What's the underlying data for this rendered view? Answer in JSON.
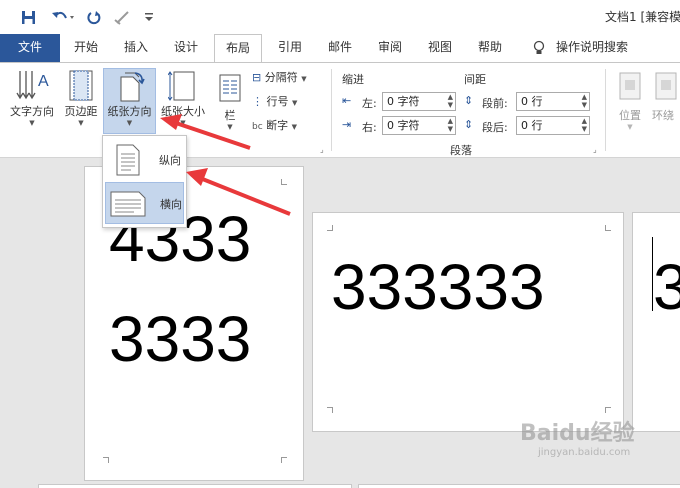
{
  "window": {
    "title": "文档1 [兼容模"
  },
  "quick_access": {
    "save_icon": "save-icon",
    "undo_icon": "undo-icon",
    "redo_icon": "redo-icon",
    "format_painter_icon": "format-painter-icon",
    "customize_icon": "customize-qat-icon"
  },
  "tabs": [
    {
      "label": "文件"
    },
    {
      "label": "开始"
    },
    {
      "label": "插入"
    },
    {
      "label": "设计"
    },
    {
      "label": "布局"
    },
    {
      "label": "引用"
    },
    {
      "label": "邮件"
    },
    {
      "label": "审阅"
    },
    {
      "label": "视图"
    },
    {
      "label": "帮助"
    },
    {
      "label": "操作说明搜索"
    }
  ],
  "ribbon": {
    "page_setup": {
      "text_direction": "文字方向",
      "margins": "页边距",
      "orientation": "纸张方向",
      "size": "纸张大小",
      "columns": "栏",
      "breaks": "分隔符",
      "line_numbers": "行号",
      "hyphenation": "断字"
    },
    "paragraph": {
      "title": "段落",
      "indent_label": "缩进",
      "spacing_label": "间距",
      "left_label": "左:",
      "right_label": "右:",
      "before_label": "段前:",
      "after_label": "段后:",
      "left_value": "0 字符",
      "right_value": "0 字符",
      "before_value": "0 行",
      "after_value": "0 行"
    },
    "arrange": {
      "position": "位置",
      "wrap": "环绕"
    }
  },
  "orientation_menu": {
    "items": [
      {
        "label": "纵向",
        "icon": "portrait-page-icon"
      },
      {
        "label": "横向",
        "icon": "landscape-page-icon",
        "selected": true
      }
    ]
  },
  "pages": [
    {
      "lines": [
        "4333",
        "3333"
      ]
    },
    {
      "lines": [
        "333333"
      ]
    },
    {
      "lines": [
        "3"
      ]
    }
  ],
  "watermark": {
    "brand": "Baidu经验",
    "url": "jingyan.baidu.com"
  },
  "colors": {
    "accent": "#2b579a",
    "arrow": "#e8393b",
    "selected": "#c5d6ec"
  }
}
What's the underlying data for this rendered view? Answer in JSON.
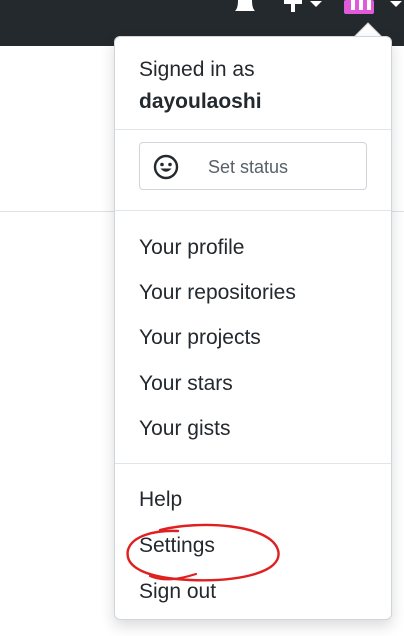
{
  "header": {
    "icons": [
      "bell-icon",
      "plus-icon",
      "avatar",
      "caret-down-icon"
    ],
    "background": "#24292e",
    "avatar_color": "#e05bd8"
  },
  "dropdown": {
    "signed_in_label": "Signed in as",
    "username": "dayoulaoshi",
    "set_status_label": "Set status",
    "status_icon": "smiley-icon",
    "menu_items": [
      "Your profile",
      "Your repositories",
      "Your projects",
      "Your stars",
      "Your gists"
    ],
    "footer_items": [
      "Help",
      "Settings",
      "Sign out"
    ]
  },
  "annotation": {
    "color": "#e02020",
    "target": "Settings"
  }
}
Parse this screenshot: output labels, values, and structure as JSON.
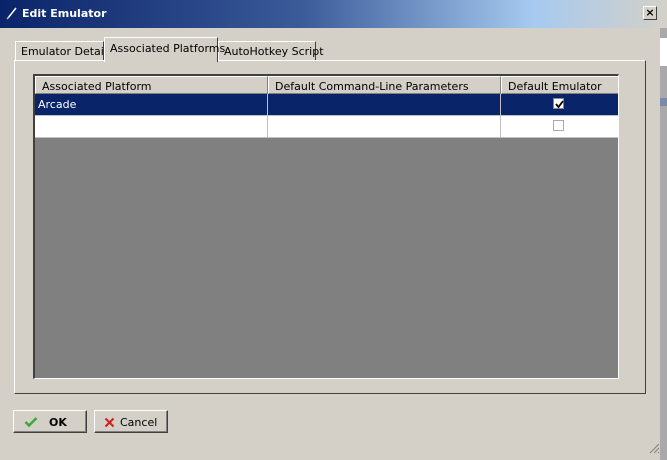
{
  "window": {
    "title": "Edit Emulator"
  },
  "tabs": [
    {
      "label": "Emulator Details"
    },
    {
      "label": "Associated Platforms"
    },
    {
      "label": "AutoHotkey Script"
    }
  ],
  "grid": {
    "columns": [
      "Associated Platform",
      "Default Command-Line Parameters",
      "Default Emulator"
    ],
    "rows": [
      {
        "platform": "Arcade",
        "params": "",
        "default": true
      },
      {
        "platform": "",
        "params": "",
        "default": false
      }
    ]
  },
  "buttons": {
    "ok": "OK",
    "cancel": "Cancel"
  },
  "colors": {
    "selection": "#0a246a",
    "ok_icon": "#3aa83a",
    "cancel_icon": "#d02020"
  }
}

Work to complete
Print all entries exactly. The images do not belong in the copy.

Finished task
What's the underlying data for this rendered view? Answer in JSON.
{
  "window": {
    "title": "文档1 [兼容模"
  },
  "quick_access": {
    "save_icon": "save-icon",
    "undo_icon": "undo-icon",
    "redo_icon": "redo-icon",
    "format_painter_icon": "format-painter-icon",
    "customize_icon": "customize-qat-icon"
  },
  "tabs": [
    {
      "label": "文件"
    },
    {
      "label": "开始"
    },
    {
      "label": "插入"
    },
    {
      "label": "设计"
    },
    {
      "label": "布局"
    },
    {
      "label": "引用"
    },
    {
      "label": "邮件"
    },
    {
      "label": "审阅"
    },
    {
      "label": "视图"
    },
    {
      "label": "帮助"
    },
    {
      "label": "操作说明搜索"
    }
  ],
  "ribbon": {
    "page_setup": {
      "text_direction": "文字方向",
      "margins": "页边距",
      "orientation": "纸张方向",
      "size": "纸张大小",
      "columns": "栏",
      "breaks": "分隔符",
      "line_numbers": "行号",
      "hyphenation": "断字"
    },
    "paragraph": {
      "title": "段落",
      "indent_label": "缩进",
      "spacing_label": "间距",
      "left_label": "左:",
      "right_label": "右:",
      "before_label": "段前:",
      "after_label": "段后:",
      "left_value": "0 字符",
      "right_value": "0 字符",
      "before_value": "0 行",
      "after_value": "0 行"
    },
    "arrange": {
      "position": "位置",
      "wrap": "环绕"
    }
  },
  "orientation_menu": {
    "items": [
      {
        "label": "纵向",
        "icon": "portrait-page-icon"
      },
      {
        "label": "横向",
        "icon": "landscape-page-icon",
        "selected": true
      }
    ]
  },
  "pages": [
    {
      "lines": [
        "4333",
        "3333"
      ]
    },
    {
      "lines": [
        "333333"
      ]
    },
    {
      "lines": [
        "3"
      ]
    }
  ],
  "watermark": {
    "brand": "Baidu经验",
    "url": "jingyan.baidu.com"
  },
  "colors": {
    "accent": "#2b579a",
    "arrow": "#e8393b",
    "selected": "#c5d6ec"
  }
}
What's the underlying data for this rendered view? Answer in JSON.
{
  "header": {
    "icons": [
      "bell-icon",
      "plus-icon",
      "avatar",
      "caret-down-icon"
    ],
    "background": "#24292e",
    "avatar_color": "#e05bd8"
  },
  "dropdown": {
    "signed_in_label": "Signed in as",
    "username": "dayoulaoshi",
    "set_status_label": "Set status",
    "status_icon": "smiley-icon",
    "menu_items": [
      "Your profile",
      "Your repositories",
      "Your projects",
      "Your stars",
      "Your gists"
    ],
    "footer_items": [
      "Help",
      "Settings",
      "Sign out"
    ]
  },
  "annotation": {
    "color": "#e02020",
    "target": "Settings"
  }
}
Parse this screenshot: output labels, values, and structure as JSON.
{
  "window": {
    "title": "Edit Emulator"
  },
  "tabs": [
    {
      "label": "Emulator Details"
    },
    {
      "label": "Associated Platforms"
    },
    {
      "label": "AutoHotkey Script"
    }
  ],
  "grid": {
    "columns": [
      "Associated Platform",
      "Default Command-Line Parameters",
      "Default Emulator"
    ],
    "rows": [
      {
        "platform": "Arcade",
        "params": "",
        "default": true
      },
      {
        "platform": "",
        "params": "",
        "default": false
      }
    ]
  },
  "buttons": {
    "ok": "OK",
    "cancel": "Cancel"
  },
  "colors": {
    "selection": "#0a246a",
    "ok_icon": "#3aa83a",
    "cancel_icon": "#d02020"
  }
}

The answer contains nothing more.